▶ WHAT YOU ARE ASKED TO DO: Every record must be repeated exactly, with no omission.

▶ MATERIAL PROVIDED:
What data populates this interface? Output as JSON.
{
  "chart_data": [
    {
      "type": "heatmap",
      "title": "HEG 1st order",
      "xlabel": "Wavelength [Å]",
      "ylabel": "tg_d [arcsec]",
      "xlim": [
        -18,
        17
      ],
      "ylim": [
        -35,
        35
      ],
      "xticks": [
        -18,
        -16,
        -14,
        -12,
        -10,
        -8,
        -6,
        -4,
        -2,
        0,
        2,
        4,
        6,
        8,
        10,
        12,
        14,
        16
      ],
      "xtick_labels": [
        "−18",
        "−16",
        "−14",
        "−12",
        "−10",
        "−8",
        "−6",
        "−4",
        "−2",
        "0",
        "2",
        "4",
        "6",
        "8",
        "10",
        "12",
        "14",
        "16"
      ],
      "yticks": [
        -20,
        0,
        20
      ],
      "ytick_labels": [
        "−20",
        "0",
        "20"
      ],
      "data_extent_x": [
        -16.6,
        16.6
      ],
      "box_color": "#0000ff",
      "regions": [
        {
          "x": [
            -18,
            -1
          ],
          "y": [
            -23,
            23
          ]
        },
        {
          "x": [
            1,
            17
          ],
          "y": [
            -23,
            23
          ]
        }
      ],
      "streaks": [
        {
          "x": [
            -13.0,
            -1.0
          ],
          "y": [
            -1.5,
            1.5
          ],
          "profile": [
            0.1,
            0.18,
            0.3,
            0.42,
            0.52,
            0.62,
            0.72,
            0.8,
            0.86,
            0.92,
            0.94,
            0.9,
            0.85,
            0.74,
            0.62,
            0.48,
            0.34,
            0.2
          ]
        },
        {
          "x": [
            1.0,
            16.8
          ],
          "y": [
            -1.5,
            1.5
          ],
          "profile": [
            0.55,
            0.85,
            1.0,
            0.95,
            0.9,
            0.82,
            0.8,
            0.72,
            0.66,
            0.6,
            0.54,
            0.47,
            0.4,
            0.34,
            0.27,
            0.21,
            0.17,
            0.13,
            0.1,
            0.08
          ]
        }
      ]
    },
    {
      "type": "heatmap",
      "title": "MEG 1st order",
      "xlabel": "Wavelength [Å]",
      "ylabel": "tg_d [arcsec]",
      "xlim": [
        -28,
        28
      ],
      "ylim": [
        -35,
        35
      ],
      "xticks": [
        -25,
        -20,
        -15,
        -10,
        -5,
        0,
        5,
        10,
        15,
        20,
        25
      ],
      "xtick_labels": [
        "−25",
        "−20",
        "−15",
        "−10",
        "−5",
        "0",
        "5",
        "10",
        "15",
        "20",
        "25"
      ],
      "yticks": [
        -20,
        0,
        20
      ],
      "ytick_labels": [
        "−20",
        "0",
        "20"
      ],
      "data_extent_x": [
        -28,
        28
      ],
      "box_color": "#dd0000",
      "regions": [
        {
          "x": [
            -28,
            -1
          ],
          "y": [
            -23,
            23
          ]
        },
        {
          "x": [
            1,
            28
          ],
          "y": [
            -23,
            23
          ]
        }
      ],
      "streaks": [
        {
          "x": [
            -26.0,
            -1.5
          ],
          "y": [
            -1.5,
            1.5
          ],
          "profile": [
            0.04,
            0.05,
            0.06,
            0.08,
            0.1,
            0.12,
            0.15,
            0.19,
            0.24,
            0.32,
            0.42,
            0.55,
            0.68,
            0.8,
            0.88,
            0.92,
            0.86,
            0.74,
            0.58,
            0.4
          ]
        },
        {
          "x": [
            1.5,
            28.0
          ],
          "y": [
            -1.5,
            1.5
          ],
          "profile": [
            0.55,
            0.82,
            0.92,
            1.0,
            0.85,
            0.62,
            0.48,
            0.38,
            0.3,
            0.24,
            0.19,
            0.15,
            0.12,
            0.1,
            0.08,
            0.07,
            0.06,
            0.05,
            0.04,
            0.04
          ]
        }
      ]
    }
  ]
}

▶ EXERCISE RESULT:
What data populates this interface? Output as JSON.
{
  "chart_data": [
    {
      "type": "heatmap",
      "title": "HEG 1st order",
      "xlabel": "Wavelength [Å]",
      "ylabel": "tg_d [arcsec]",
      "xlim": [
        -18,
        17
      ],
      "ylim": [
        -35,
        35
      ],
      "xticks": [
        -18,
        -16,
        -14,
        -12,
        -10,
        -8,
        -6,
        -4,
        -2,
        0,
        2,
        4,
        6,
        8,
        10,
        12,
        14,
        16
      ],
      "xtick_labels": [
        "−18",
        "−16",
        "−14",
        "−12",
        "−10",
        "−8",
        "−6",
        "−4",
        "−2",
        "0",
        "2",
        "4",
        "6",
        "8",
        "10",
        "12",
        "14",
        "16"
      ],
      "yticks": [
        -20,
        0,
        20
      ],
      "ytick_labels": [
        "−20",
        "0",
        "20"
      ],
      "data_extent_x": [
        -16.6,
        16.6
      ],
      "box_color": "#0000ff",
      "regions": [
        {
          "x": [
            -18,
            -1
          ],
          "y": [
            -23,
            23
          ]
        },
        {
          "x": [
            1,
            17
          ],
          "y": [
            -23,
            23
          ]
        }
      ],
      "streaks": [
        {
          "x": [
            -13.0,
            -1.0
          ],
          "y": [
            -1.5,
            1.5
          ],
          "profile": [
            0.1,
            0.18,
            0.3,
            0.42,
            0.52,
            0.62,
            0.72,
            0.8,
            0.86,
            0.92,
            0.94,
            0.9,
            0.85,
            0.74,
            0.62,
            0.48,
            0.34,
            0.2
          ]
        },
        {
          "x": [
            1.0,
            16.8
          ],
          "y": [
            -1.5,
            1.5
          ],
          "profile": [
            0.55,
            0.85,
            1.0,
            0.95,
            0.9,
            0.82,
            0.8,
            0.72,
            0.66,
            0.6,
            0.54,
            0.47,
            0.4,
            0.34,
            0.27,
            0.21,
            0.17,
            0.13,
            0.1,
            0.08
          ]
        }
      ]
    },
    {
      "type": "heatmap",
      "title": "MEG 1st order",
      "xlabel": "Wavelength [Å]",
      "ylabel": "tg_d [arcsec]",
      "xlim": [
        -28,
        28
      ],
      "ylim": [
        -35,
        35
      ],
      "xticks": [
        -25,
        -20,
        -15,
        -10,
        -5,
        0,
        5,
        10,
        15,
        20,
        25
      ],
      "xtick_labels": [
        "−25",
        "−20",
        "−15",
        "−10",
        "−5",
        "0",
        "5",
        "10",
        "15",
        "20",
        "25"
      ],
      "yticks": [
        -20,
        0,
        20
      ],
      "ytick_labels": [
        "−20",
        "0",
        "20"
      ],
      "data_extent_x": [
        -28,
        28
      ],
      "box_color": "#dd0000",
      "regions": [
        {
          "x": [
            -28,
            -1
          ],
          "y": [
            -23,
            23
          ]
        },
        {
          "x": [
            1,
            28
          ],
          "y": [
            -23,
            23
          ]
        }
      ],
      "streaks": [
        {
          "x": [
            -26.0,
            -1.5
          ],
          "y": [
            -1.5,
            1.5
          ],
          "profile": [
            0.04,
            0.05,
            0.06,
            0.08,
            0.1,
            0.12,
            0.15,
            0.19,
            0.24,
            0.32,
            0.42,
            0.55,
            0.68,
            0.8,
            0.88,
            0.92,
            0.86,
            0.74,
            0.58,
            0.4
          ]
        },
        {
          "x": [
            1.5,
            28.0
          ],
          "y": [
            -1.5,
            1.5
          ],
          "profile": [
            0.55,
            0.82,
            0.92,
            1.0,
            0.85,
            0.62,
            0.48,
            0.38,
            0.3,
            0.24,
            0.19,
            0.15,
            0.12,
            0.1,
            0.08,
            0.07,
            0.06,
            0.05,
            0.04,
            0.04
          ]
        }
      ]
    }
  ]
}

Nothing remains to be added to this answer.